Could you give the entries back exactly as they stand, minus any pictures?

---------- SUPPLIED ENTRIES

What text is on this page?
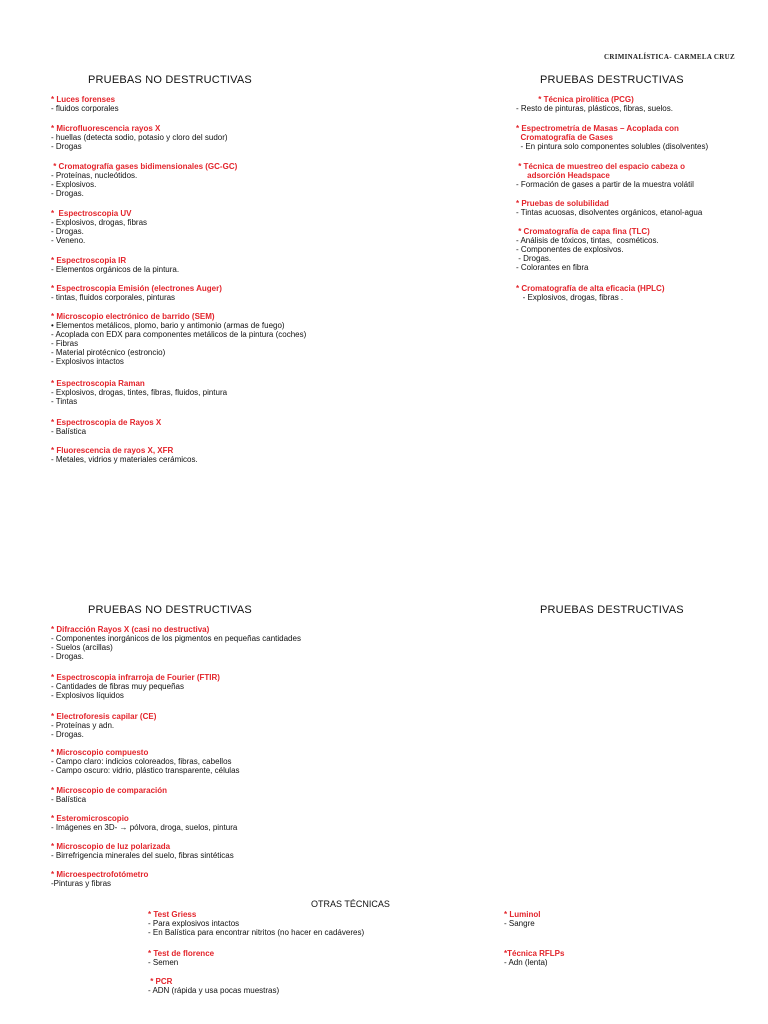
CRIMINALÍSTICA- CARMELA CRUZ
PRUEBAS NO DESTRUCTIVAS	PRUEBAS DESTRUCTIVAS
PRUEBAS NO DESTRUCTIVAS	PRUEBAS DESTRUCTIVAS
OTRAS TÉCNICAS
* Luces forenses
- fluidos corporales
* Microfluorescencia rayos X
- huellas (detecta sodio, potasio y cloro del sudor)
- Drogas
* Cromatografía gases bidimensionales (GC-GC)
- Proteínas, nucleótidos.
- Explosivos.
- Drogas.
*  Espectroscopia UV
- Explosivos, drogas, fibras
- Drogas.
- Veneno.
* Espectroscopia IR
- Elementos orgánicos de la pintura.
* Espectroscopia Emisión (electrones Auger)
- tintas, fluidos corporales, pinturas
* Microscopio electrónico de barrido (SEM)
• Elementos metálicos, plomo, bario y antimonio (armas de fuego)
- Acoplada con EDX para componentes metálicos de la pintura (coches)
- Fibras
- Material pirotécnico (estroncio)
- Explosivos intactos
* Espectroscopia Raman
- Explosivos, drogas, tintes, fibras, fluidos, pintura
- Tintas
* Espectroscopia de Rayos X
- Balística
* Fluorescencia de rayos X, XFR
- Metales, vidrios y materiales cerámicos.
* Técnica pirolítica (PCG)
- Resto de pinturas, plásticos, fibras, suelos.
* Espectrometría de Masas – Acoplada con
Cromatografía de Gases
- En pintura solo componentes solubles (disolventes)
* Técnica de muestreo del espacio cabeza o
adsorción Headspace
- Formación de gases a partir de la muestra volátil
* Pruebas de solubilidad
- Tintas acuosas, disolventes orgánicos, etanol-agua
* Cromatografía de capa fina (TLC)
- Análisis de tóxicos, tintas,  cosméticos.
- Componentes de explosivos.
- Drogas.
- Colorantes en fibra
* Cromatografía de alta eficacia (HPLC)
- Explosivos, drogas, fibras .
* Difracción Rayos X (casi no destructiva)
- Componentes inorgánicos de los pigmentos en pequeñas cantidades
- Suelos (arcillas)
- Drogas.
* Espectroscopia infrarroja de Fourier (FTIR)
- Cantidades de fibras muy pequeñas
- Explosivos líquidos
* Electroforesis capilar (CE)
- Proteínas y adn.
- Drogas.
* Microscopio compuesto
- Campo claro: indicios coloreados, fibras, cabellos
- Campo oscuro: vidrio, plástico transparente, células
* Microscopio de comparación
- Balística
* Esteromicroscopio
- Imágenes en 3D- → pólvora, droga, suelos, pintura
* Microscopio de luz polarizada
- Birrefrigencia minerales del suelo, fibras sintéticas
* Microespectrofotómetro
-Pinturas y fibras
* Test Griess
- Para explosivos intactos
- En Balística para encontrar nitritos (no hacer en cadáveres)
* Test de florence
- Semen
* PCR
- ADN (rápida y usa pocas muestras)
* Luminol
- Sangre
*Técnica RFLPs
- Adn (lenta)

--------------------

*ANSWER:*
What text is on this page?
CRIMINALÍSTICA- CARMELA CRUZ
PRUEBAS NO DESTRUCTIVAS	PRUEBAS DESTRUCTIVAS
PRUEBAS NO DESTRUCTIVAS	PRUEBAS DESTRUCTIVAS
OTRAS TÉCNICAS
* Luces forenses
- fluidos corporales
* Microfluorescencia rayos X
- huellas (detecta sodio, potasio y cloro del sudor)
- Drogas
* Cromatografía gases bidimensionales (GC-GC)
- Proteínas, nucleótidos.
- Explosivos.
- Drogas.
*  Espectroscopia UV
- Explosivos, drogas, fibras
- Drogas.
- Veneno.
* Espectroscopia IR
- Elementos orgánicos de la pintura.
* Espectroscopia Emisión (electrones Auger)
- tintas, fluidos corporales, pinturas
* Microscopio electrónico de barrido (SEM)
• Elementos metálicos, plomo, bario y antimonio (armas de fuego)
- Acoplada con EDX para componentes metálicos de la pintura (coches)
- Fibras
- Material pirotécnico (estroncio)
- Explosivos intactos
* Espectroscopia Raman
- Explosivos, drogas, tintes, fibras, fluidos, pintura
- Tintas
* Espectroscopia de Rayos X
- Balística
* Fluorescencia de rayos X, XFR
- Metales, vidrios y materiales cerámicos.
* Técnica pirolítica (PCG)
- Resto de pinturas, plásticos, fibras, suelos.
* Espectrometría de Masas – Acoplada con
Cromatografía de Gases
- En pintura solo componentes solubles (disolventes)
* Técnica de muestreo del espacio cabeza o
adsorción Headspace
- Formación de gases a partir de la muestra volátil
* Pruebas de solubilidad
- Tintas acuosas, disolventes orgánicos, etanol-agua
* Cromatografía de capa fina (TLC)
- Análisis de tóxicos, tintas,  cosméticos.
- Componentes de explosivos.
- Drogas.
- Colorantes en fibra
* Cromatografía de alta eficacia (HPLC)
- Explosivos, drogas, fibras .
* Difracción Rayos X (casi no destructiva)
- Componentes inorgánicos de los pigmentos en pequeñas cantidades
- Suelos (arcillas)
- Drogas.
* Espectroscopia infrarroja de Fourier (FTIR)
- Cantidades de fibras muy pequeñas
- Explosivos líquidos
* Electroforesis capilar (CE)
- Proteínas y adn.
- Drogas.
* Microscopio compuesto
- Campo claro: indicios coloreados, fibras, cabellos
- Campo oscuro: vidrio, plástico transparente, células
* Microscopio de comparación
- Balística
* Esteromicroscopio
- Imágenes en 3D- → pólvora, droga, suelos, pintura
* Microscopio de luz polarizada
- Birrefrigencia minerales del suelo, fibras sintéticas
* Microespectrofotómetro
-Pinturas y fibras
* Test Griess
- Para explosivos intactos
- En Balística para encontrar nitritos (no hacer en cadáveres)
* Test de florence
- Semen
* PCR
- ADN (rápida y usa pocas muestras)
* Luminol
- Sangre
*Técnica RFLPs
- Adn (lenta)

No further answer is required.